DESCRIPTION OF THE TASK
In the records, each line holding "Committee" must be reported.

====== RAW DATA

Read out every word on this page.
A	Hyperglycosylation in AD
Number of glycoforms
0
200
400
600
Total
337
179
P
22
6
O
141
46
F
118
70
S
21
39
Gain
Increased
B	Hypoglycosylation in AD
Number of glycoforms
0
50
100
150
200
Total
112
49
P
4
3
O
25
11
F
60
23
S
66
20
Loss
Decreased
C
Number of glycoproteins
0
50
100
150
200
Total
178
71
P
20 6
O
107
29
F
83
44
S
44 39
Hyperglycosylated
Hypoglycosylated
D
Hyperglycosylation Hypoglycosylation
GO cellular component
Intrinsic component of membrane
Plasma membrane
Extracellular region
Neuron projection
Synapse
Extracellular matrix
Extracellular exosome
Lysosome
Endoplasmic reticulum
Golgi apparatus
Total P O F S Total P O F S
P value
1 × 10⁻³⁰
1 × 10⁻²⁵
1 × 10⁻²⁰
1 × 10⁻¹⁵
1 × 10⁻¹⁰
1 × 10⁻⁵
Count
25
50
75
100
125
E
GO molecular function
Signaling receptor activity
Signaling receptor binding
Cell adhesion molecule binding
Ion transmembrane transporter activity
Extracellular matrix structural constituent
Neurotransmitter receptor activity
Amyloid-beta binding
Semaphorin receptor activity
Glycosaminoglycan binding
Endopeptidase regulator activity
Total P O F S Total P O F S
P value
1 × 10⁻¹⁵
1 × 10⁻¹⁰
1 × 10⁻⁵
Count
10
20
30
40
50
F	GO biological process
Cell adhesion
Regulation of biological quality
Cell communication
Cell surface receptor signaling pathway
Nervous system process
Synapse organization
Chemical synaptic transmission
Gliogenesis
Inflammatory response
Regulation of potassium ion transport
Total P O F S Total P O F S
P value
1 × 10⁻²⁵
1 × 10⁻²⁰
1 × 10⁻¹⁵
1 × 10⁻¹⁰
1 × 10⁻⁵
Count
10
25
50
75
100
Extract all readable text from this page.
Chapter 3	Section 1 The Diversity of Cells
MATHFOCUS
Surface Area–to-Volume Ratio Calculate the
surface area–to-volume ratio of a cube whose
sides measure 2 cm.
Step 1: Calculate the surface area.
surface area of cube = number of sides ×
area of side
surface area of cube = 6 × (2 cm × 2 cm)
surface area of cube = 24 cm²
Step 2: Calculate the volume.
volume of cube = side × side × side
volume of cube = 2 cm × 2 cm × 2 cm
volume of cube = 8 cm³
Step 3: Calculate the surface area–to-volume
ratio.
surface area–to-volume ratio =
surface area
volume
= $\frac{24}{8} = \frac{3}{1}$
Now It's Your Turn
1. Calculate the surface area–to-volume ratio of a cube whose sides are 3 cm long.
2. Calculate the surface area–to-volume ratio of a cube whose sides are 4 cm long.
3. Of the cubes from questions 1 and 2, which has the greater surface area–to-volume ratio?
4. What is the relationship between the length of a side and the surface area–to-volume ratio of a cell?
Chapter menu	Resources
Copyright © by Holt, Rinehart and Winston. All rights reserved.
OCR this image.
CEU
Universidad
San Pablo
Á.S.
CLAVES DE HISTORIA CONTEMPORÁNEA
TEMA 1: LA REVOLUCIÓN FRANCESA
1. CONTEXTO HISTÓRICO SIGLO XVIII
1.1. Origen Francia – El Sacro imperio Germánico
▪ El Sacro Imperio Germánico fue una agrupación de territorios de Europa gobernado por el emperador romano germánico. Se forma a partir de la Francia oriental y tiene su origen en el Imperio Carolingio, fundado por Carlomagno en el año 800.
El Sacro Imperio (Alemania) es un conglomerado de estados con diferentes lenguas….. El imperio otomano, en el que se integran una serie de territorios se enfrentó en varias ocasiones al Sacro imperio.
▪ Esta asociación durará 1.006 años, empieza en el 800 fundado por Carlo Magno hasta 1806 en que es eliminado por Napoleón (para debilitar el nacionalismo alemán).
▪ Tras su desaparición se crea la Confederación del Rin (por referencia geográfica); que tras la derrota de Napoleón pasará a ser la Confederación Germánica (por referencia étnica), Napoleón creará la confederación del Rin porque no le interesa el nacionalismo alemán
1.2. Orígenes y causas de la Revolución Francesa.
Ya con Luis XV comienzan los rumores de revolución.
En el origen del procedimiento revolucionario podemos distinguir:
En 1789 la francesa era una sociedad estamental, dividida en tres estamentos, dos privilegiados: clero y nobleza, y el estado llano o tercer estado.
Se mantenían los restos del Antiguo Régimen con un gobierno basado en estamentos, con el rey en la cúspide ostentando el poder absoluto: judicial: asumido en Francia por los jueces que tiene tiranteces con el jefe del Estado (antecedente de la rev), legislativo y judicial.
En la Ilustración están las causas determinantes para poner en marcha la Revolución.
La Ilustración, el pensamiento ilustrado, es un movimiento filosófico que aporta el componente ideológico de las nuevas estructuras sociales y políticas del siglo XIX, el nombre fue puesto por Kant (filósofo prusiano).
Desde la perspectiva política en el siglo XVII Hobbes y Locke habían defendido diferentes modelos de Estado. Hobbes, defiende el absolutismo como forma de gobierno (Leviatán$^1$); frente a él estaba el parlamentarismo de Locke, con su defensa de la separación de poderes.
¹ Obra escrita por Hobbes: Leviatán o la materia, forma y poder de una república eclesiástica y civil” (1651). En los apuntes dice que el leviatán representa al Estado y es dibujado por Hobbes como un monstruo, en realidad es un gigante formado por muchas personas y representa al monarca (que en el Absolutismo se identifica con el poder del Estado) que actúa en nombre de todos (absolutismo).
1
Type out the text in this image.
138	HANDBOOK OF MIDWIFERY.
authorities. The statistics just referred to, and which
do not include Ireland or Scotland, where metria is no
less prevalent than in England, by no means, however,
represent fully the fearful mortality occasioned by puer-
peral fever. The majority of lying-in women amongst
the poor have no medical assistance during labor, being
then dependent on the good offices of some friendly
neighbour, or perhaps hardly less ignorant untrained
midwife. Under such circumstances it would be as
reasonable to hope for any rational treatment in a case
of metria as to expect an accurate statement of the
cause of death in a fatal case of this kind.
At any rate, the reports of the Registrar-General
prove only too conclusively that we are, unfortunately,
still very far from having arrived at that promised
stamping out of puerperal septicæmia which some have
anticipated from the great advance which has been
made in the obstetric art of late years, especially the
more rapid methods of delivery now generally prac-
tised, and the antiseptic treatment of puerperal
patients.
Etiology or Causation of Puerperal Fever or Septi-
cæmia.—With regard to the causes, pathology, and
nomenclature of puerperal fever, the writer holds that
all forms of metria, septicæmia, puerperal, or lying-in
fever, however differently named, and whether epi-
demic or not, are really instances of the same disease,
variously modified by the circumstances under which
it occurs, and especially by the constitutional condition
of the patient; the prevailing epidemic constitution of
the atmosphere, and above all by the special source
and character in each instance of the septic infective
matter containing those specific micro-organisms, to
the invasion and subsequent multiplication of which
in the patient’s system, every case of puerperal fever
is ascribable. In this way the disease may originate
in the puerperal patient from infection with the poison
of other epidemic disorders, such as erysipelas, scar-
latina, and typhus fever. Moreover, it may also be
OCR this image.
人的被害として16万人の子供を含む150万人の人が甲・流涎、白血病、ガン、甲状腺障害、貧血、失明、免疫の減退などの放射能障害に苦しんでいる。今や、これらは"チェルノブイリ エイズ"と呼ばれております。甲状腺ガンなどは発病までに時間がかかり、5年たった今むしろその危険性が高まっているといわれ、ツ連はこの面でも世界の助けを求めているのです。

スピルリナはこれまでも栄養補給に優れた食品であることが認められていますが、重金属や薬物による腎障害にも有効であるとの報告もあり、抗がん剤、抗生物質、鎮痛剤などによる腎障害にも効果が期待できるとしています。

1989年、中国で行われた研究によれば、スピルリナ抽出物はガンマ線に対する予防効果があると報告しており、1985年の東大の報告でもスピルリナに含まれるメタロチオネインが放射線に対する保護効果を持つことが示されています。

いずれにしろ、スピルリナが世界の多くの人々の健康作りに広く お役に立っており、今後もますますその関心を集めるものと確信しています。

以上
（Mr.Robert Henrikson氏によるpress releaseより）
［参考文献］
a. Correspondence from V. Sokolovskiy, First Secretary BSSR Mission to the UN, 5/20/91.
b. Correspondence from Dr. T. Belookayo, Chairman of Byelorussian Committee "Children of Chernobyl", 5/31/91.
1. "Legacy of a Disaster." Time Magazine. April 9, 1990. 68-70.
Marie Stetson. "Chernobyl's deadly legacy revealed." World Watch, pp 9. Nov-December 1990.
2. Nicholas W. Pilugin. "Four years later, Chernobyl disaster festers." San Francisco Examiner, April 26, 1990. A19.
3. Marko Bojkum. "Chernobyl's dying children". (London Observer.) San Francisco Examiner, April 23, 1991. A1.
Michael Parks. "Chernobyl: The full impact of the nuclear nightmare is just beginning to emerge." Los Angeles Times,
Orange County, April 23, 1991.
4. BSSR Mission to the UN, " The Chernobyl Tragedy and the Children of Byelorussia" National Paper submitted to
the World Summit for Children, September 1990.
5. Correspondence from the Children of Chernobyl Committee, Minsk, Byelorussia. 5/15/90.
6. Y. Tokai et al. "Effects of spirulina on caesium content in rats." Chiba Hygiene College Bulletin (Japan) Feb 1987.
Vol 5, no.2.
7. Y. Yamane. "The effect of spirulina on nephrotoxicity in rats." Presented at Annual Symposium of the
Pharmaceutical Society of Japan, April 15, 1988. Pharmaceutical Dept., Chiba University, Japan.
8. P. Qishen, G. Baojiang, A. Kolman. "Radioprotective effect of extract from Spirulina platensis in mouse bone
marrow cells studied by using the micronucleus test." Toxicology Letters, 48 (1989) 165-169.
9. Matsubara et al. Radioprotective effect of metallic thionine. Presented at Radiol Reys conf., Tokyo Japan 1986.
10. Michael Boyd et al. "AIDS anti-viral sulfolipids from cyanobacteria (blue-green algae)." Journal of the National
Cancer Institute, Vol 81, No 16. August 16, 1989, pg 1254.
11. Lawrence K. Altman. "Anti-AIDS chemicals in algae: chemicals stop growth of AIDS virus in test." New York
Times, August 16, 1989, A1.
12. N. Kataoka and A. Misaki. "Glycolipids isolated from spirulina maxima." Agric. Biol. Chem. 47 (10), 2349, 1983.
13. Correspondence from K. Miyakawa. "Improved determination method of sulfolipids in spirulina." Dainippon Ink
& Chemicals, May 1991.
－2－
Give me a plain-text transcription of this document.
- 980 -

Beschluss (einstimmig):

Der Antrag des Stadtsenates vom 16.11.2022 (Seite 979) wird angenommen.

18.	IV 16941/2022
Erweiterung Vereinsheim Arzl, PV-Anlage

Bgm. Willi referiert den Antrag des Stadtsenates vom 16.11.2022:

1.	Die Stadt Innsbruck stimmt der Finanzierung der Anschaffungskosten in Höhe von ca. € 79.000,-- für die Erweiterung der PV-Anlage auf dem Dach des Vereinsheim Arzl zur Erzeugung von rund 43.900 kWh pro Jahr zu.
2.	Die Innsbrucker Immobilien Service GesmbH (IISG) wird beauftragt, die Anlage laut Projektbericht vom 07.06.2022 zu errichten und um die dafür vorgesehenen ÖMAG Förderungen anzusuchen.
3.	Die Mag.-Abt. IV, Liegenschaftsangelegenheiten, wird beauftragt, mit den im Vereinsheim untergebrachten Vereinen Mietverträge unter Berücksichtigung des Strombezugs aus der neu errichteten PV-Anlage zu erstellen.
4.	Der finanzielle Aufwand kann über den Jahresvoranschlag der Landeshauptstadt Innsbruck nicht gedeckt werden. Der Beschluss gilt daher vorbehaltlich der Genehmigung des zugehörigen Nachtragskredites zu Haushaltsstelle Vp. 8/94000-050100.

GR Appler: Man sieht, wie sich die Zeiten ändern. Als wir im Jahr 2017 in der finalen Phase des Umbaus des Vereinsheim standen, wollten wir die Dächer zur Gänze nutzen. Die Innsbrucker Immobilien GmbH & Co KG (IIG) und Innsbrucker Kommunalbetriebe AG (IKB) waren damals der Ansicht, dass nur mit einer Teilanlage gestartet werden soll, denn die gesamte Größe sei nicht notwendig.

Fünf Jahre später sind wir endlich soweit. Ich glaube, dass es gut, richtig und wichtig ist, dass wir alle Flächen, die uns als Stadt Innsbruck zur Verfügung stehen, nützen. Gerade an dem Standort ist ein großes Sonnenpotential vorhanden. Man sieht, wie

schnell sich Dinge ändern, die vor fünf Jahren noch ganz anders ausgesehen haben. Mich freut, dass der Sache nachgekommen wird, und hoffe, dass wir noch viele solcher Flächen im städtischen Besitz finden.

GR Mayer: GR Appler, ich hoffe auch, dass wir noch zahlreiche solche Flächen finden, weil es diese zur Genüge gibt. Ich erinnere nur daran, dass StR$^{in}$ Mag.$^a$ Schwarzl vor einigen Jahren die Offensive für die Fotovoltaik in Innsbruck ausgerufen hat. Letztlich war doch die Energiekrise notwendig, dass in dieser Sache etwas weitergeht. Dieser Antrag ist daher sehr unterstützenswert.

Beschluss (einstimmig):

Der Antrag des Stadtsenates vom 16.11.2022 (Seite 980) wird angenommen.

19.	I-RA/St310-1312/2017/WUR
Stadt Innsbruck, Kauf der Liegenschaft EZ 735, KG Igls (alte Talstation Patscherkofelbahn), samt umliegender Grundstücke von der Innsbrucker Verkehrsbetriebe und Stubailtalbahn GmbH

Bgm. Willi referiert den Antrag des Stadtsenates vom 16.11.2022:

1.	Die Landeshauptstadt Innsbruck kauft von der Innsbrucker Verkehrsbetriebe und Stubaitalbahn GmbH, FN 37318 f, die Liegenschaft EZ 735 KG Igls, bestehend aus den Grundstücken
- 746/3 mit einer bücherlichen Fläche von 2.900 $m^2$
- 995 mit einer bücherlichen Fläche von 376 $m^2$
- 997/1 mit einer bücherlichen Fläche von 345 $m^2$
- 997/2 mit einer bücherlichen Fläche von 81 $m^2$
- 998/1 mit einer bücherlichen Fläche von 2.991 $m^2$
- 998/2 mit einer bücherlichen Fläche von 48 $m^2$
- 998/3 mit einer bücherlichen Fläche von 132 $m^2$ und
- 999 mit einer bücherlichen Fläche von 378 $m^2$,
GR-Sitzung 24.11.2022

============

RESPONSE BELOW
b. Correspondence from Dr. T. Belookayo, Chairman of Byelorussian Committee "Children of Chernobyl", 5/31/91.
5. Correspondence from the Children of Chernobyl Committee, Minsk, Byelorussia. 5/15/90.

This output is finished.